#### Supplied material:

_ _ _

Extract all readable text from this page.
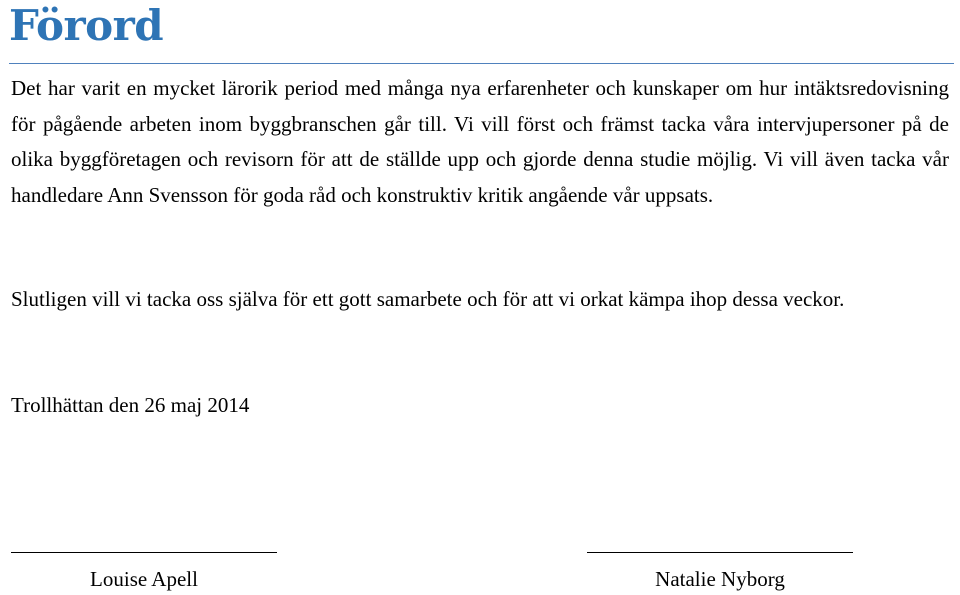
Förord

Det har varit en mycket lärorik period med många nya erfarenheter och kunskaper om hur intäktsredovisning för pågående arbeten inom byggbranschen går till. Vi vill först och främst tacka våra intervjupersoner på de olika byggföretagen och revisorn för att de ställde upp och gjorde denna studie möjlig. Vi vill även tacka vår handledare Ann Svensson för goda råd och konstruktiv kritik angående vår uppsats.

Slutligen vill vi tacka oss själva för ett gott samarbete och för att vi orkat kämpa ihop dessa veckor.

Trollhättan den 26 maj 2014

Louise Apell	Natalie Nyborg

_ _ _

#### Job:
Transcribe every record above exactly, leaving out the pictures.

#### Solution for this exercise:
Extract all readable text from this page.
Förord

Det har varit en mycket lärorik period med många nya erfarenheter och kunskaper om hur intäktsredovisning för pågående arbeten inom byggbranschen går till. Vi vill först och främst tacka våra intervjupersoner på de olika byggföretagen och revisorn för att de ställde upp och gjorde denna studie möjlig. Vi vill även tacka vår handledare Ann Svensson för goda råd och konstruktiv kritik angående vår uppsats.

Slutligen vill vi tacka oss själva för ett gott samarbete och för att vi orkat kämpa ihop dessa veckor.

Trollhättan den 26 maj 2014

Louise Apell	Natalie Nyborg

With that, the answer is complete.